#### DATASET EXTRACT

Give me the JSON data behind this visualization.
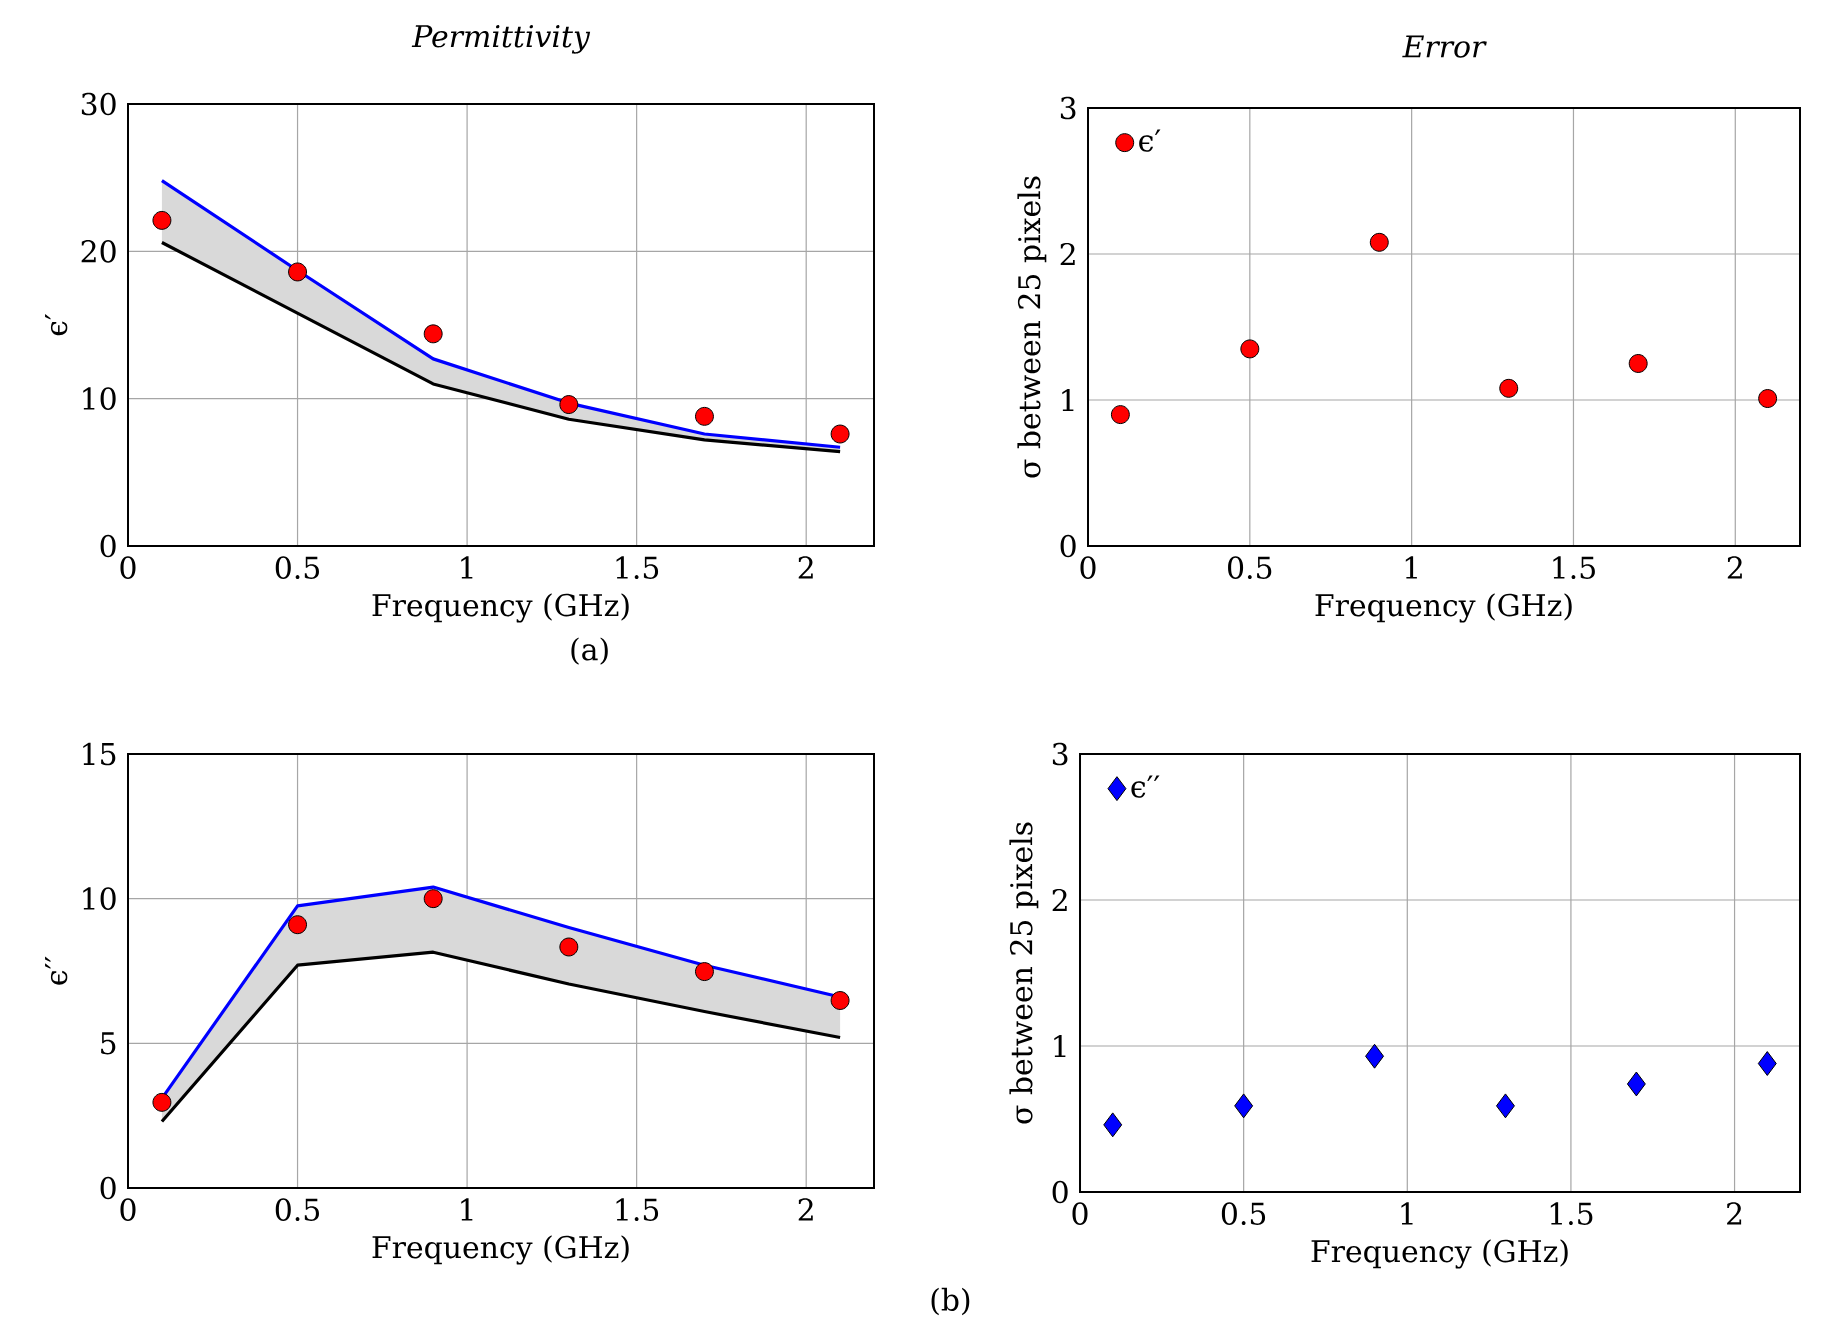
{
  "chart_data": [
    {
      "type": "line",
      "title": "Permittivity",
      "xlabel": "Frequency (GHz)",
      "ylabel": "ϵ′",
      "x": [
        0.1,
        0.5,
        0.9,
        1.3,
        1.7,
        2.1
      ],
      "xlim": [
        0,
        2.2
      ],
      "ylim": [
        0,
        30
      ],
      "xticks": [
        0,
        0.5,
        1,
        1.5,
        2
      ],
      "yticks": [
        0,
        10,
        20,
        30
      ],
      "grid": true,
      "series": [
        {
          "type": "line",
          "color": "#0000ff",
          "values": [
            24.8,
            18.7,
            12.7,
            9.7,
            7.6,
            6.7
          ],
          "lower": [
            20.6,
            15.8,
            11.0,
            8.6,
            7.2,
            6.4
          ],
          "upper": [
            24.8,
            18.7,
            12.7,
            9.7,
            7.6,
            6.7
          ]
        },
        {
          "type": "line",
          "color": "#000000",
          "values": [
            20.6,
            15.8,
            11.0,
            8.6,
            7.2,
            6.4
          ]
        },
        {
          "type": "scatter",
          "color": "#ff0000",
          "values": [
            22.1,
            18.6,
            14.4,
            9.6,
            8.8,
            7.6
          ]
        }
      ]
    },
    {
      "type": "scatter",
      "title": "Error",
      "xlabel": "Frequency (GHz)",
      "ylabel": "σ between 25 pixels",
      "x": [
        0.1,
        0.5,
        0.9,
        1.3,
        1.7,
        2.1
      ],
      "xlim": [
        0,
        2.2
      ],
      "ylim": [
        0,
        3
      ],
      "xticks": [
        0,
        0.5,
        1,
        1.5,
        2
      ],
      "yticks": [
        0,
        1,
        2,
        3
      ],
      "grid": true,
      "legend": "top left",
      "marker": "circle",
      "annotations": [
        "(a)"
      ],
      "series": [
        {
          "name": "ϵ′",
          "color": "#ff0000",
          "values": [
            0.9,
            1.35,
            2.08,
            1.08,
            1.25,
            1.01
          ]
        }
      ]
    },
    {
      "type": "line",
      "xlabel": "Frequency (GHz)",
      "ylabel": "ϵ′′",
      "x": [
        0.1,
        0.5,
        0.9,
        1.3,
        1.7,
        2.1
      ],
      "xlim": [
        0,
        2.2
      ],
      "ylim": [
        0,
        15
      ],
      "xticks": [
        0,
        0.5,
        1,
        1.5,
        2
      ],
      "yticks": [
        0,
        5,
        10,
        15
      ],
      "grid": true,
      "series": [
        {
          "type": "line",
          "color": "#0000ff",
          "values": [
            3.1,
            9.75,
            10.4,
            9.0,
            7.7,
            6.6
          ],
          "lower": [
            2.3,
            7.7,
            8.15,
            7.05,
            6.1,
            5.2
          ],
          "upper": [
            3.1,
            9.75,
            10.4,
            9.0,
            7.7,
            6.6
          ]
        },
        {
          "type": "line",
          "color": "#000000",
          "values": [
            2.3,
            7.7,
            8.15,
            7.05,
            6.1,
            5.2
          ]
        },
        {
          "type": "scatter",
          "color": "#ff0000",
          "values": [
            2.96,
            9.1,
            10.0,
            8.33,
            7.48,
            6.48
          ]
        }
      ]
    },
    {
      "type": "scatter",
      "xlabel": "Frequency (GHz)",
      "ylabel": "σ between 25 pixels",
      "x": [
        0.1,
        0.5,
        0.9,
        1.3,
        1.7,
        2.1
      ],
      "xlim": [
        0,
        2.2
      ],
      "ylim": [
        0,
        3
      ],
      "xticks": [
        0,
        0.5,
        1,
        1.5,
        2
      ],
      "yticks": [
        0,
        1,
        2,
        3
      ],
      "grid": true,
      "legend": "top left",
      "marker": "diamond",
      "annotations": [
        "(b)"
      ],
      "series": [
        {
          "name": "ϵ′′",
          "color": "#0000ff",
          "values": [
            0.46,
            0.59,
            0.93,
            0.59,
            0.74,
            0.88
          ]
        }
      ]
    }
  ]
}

########

*YOUR OBJECTIVE*. Go through the listing above and write it all out exactly, leaving out any picture.

*WRITTEN RESPONSE*.
Give me the JSON data behind this visualization.
{
  "chart_data": [
    {
      "type": "line",
      "title": "Permittivity",
      "xlabel": "Frequency (GHz)",
      "ylabel": "ϵ′",
      "x": [
        0.1,
        0.5,
        0.9,
        1.3,
        1.7,
        2.1
      ],
      "xlim": [
        0,
        2.2
      ],
      "ylim": [
        0,
        30
      ],
      "xticks": [
        0,
        0.5,
        1,
        1.5,
        2
      ],
      "yticks": [
        0,
        10,
        20,
        30
      ],
      "grid": true,
      "series": [
        {
          "type": "line",
          "color": "#0000ff",
          "values": [
            24.8,
            18.7,
            12.7,
            9.7,
            7.6,
            6.7
          ],
          "lower": [
            20.6,
            15.8,
            11.0,
            8.6,
            7.2,
            6.4
          ],
          "upper": [
            24.8,
            18.7,
            12.7,
            9.7,
            7.6,
            6.7
          ]
        },
        {
          "type": "line",
          "color": "#000000",
          "values": [
            20.6,
            15.8,
            11.0,
            8.6,
            7.2,
            6.4
          ]
        },
        {
          "type": "scatter",
          "color": "#ff0000",
          "values": [
            22.1,
            18.6,
            14.4,
            9.6,
            8.8,
            7.6
          ]
        }
      ]
    },
    {
      "type": "scatter",
      "title": "Error",
      "xlabel": "Frequency (GHz)",
      "ylabel": "σ between 25 pixels",
      "x": [
        0.1,
        0.5,
        0.9,
        1.3,
        1.7,
        2.1
      ],
      "xlim": [
        0,
        2.2
      ],
      "ylim": [
        0,
        3
      ],
      "xticks": [
        0,
        0.5,
        1,
        1.5,
        2
      ],
      "yticks": [
        0,
        1,
        2,
        3
      ],
      "grid": true,
      "legend": "top left",
      "marker": "circle",
      "annotations": [
        "(a)"
      ],
      "series": [
        {
          "name": "ϵ′",
          "color": "#ff0000",
          "values": [
            0.9,
            1.35,
            2.08,
            1.08,
            1.25,
            1.01
          ]
        }
      ]
    },
    {
      "type": "line",
      "xlabel": "Frequency (GHz)",
      "ylabel": "ϵ′′",
      "x": [
        0.1,
        0.5,
        0.9,
        1.3,
        1.7,
        2.1
      ],
      "xlim": [
        0,
        2.2
      ],
      "ylim": [
        0,
        15
      ],
      "xticks": [
        0,
        0.5,
        1,
        1.5,
        2
      ],
      "yticks": [
        0,
        5,
        10,
        15
      ],
      "grid": true,
      "series": [
        {
          "type": "line",
          "color": "#0000ff",
          "values": [
            3.1,
            9.75,
            10.4,
            9.0,
            7.7,
            6.6
          ],
          "lower": [
            2.3,
            7.7,
            8.15,
            7.05,
            6.1,
            5.2
          ],
          "upper": [
            3.1,
            9.75,
            10.4,
            9.0,
            7.7,
            6.6
          ]
        },
        {
          "type": "line",
          "color": "#000000",
          "values": [
            2.3,
            7.7,
            8.15,
            7.05,
            6.1,
            5.2
          ]
        },
        {
          "type": "scatter",
          "color": "#ff0000",
          "values": [
            2.96,
            9.1,
            10.0,
            8.33,
            7.48,
            6.48
          ]
        }
      ]
    },
    {
      "type": "scatter",
      "xlabel": "Frequency (GHz)",
      "ylabel": "σ between 25 pixels",
      "x": [
        0.1,
        0.5,
        0.9,
        1.3,
        1.7,
        2.1
      ],
      "xlim": [
        0,
        2.2
      ],
      "ylim": [
        0,
        3
      ],
      "xticks": [
        0,
        0.5,
        1,
        1.5,
        2
      ],
      "yticks": [
        0,
        1,
        2,
        3
      ],
      "grid": true,
      "legend": "top left",
      "marker": "diamond",
      "annotations": [
        "(b)"
      ],
      "series": [
        {
          "name": "ϵ′′",
          "color": "#0000ff",
          "values": [
            0.46,
            0.59,
            0.93,
            0.59,
            0.74,
            0.88
          ]
        }
      ]
    }
  ]
}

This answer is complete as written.